DIRECTIONS:
The required output is the line containing "Parse this screenshot: output" through the final line of the material below, printed exactly, with no other lines.

Stored data entries:
_____

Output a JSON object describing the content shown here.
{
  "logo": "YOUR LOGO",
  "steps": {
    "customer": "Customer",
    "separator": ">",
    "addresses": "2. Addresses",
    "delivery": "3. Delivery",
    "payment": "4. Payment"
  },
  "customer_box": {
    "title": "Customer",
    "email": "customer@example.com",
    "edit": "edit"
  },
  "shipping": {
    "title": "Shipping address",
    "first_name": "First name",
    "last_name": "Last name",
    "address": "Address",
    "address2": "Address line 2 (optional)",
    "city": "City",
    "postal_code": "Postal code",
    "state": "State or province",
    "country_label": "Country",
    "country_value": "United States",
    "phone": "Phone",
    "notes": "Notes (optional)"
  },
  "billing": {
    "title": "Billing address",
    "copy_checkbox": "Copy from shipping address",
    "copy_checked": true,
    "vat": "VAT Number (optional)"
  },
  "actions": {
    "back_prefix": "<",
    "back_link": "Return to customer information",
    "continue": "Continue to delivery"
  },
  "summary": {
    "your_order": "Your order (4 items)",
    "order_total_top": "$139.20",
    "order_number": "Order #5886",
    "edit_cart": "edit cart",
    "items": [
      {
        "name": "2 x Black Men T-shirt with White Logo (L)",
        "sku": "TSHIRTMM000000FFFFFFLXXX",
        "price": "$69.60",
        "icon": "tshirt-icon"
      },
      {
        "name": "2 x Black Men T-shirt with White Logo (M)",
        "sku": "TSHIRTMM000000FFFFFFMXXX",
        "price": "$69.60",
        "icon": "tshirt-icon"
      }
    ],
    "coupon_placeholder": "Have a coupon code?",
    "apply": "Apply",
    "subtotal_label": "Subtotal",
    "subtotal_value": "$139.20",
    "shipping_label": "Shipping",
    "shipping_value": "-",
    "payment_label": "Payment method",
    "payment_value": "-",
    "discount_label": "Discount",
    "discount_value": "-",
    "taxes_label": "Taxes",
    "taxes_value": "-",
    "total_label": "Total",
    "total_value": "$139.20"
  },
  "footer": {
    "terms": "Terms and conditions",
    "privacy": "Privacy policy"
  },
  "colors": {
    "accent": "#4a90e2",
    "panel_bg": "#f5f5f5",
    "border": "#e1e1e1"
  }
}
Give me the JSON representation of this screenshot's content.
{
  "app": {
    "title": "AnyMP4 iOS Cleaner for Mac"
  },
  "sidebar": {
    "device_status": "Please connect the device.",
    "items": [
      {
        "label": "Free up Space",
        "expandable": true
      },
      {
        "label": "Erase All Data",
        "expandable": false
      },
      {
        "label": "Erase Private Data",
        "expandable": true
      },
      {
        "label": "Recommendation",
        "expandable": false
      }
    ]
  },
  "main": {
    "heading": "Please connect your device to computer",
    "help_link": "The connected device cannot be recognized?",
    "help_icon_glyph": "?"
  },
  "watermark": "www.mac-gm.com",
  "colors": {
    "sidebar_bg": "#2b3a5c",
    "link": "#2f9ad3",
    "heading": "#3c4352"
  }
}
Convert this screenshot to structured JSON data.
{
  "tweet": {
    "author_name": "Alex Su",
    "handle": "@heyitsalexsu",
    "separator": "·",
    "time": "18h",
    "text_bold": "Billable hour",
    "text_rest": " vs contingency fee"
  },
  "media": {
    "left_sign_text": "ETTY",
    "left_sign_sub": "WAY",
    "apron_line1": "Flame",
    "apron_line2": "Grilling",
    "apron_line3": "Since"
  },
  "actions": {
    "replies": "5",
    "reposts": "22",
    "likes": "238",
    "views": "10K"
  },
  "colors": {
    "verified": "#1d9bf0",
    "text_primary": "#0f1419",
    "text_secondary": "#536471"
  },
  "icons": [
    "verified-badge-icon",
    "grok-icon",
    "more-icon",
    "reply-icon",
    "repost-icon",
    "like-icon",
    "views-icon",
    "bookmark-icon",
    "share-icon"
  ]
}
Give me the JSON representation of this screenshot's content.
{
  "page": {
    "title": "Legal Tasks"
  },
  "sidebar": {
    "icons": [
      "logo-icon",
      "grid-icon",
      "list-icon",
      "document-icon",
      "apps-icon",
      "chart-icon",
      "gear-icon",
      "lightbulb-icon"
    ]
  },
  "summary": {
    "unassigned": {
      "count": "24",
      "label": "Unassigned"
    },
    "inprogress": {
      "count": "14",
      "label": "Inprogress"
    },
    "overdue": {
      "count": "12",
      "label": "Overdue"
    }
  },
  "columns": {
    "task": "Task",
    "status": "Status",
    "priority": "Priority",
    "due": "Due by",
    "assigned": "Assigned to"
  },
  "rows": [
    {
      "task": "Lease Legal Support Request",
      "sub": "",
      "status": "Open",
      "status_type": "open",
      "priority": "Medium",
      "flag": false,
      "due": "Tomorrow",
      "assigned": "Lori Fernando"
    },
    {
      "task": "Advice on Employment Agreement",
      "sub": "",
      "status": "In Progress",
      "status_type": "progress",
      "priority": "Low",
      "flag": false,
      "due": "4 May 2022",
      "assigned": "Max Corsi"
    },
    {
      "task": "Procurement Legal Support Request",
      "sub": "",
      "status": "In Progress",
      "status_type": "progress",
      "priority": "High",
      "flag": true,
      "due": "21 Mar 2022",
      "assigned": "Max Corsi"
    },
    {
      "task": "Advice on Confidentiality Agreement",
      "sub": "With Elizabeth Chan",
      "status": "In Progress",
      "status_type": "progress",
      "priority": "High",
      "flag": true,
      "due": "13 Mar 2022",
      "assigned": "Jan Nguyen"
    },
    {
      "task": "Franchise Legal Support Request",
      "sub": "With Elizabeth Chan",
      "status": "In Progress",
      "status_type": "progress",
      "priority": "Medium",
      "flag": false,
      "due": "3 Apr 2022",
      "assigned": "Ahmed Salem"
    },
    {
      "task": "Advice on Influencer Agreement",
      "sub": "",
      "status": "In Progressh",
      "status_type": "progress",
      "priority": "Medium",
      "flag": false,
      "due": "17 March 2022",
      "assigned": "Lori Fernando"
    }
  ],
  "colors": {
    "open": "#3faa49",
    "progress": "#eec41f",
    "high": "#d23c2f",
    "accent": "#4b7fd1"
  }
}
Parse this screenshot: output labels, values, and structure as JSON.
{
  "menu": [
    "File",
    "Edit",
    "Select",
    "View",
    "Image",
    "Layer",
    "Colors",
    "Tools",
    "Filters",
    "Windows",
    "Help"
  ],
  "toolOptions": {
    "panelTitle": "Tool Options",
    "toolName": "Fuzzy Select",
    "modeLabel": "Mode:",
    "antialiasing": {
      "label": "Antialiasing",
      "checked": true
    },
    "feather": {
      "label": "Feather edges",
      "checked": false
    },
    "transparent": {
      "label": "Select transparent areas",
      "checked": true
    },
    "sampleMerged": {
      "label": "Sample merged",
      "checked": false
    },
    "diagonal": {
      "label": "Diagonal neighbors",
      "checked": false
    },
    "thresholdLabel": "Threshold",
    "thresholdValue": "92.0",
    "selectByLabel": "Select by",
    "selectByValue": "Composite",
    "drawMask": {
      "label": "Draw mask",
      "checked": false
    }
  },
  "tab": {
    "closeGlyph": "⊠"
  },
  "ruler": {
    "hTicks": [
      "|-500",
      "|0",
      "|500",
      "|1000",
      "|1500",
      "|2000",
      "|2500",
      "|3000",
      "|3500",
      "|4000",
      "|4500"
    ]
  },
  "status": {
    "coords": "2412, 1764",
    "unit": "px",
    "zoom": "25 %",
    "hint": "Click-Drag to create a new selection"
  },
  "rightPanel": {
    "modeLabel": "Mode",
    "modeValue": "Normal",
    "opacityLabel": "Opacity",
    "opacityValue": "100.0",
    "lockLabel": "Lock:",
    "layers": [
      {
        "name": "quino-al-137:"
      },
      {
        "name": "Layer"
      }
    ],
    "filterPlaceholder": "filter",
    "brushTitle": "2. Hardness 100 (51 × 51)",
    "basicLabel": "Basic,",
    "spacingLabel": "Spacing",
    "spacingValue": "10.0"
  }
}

_____

REPLY TO THE TASK:
Parse this screenshot: output labels, values, and structure as JSON.
{
  "menu": [
    "File",
    "Edit",
    "Select",
    "View",
    "Image",
    "Layer",
    "Colors",
    "Tools",
    "Filters",
    "Windows",
    "Help"
  ],
  "toolOptions": {
    "panelTitle": "Tool Options",
    "toolName": "Fuzzy Select",
    "modeLabel": "Mode:",
    "antialiasing": {
      "label": "Antialiasing",
      "checked": true
    },
    "feather": {
      "label": "Feather edges",
      "checked": false
    },
    "transparent": {
      "label": "Select transparent areas",
      "checked": true
    },
    "sampleMerged": {
      "label": "Sample merged",
      "checked": false
    },
    "diagonal": {
      "label": "Diagonal neighbors",
      "checked": false
    },
    "thresholdLabel": "Threshold",
    "thresholdValue": "92.0",
    "selectByLabel": "Select by",
    "selectByValue": "Composite",
    "drawMask": {
      "label": "Draw mask",
      "checked": false
    }
  },
  "tab": {
    "closeGlyph": "⊠"
  },
  "ruler": {
    "hTicks": [
      "|-500",
      "|0",
      "|500",
      "|1000",
      "|1500",
      "|2000",
      "|2500",
      "|3000",
      "|3500",
      "|4000",
      "|4500"
    ]
  },
  "status": {
    "coords": "2412, 1764",
    "unit": "px",
    "zoom": "25 %",
    "hint": "Click-Drag to create a new selection"
  },
  "rightPanel": {
    "modeLabel": "Mode",
    "modeValue": "Normal",
    "opacityLabel": "Opacity",
    "opacityValue": "100.0",
    "lockLabel": "Lock:",
    "layers": [
      {
        "name": "quino-al-137:"
      },
      {
        "name": "Layer"
      }
    ],
    "filterPlaceholder": "filter",
    "brushTitle": "2. Hardness 100 (51 × 51)",
    "basicLabel": "Basic,",
    "spacingLabel": "Spacing",
    "spacingValue": "10.0"
  }
}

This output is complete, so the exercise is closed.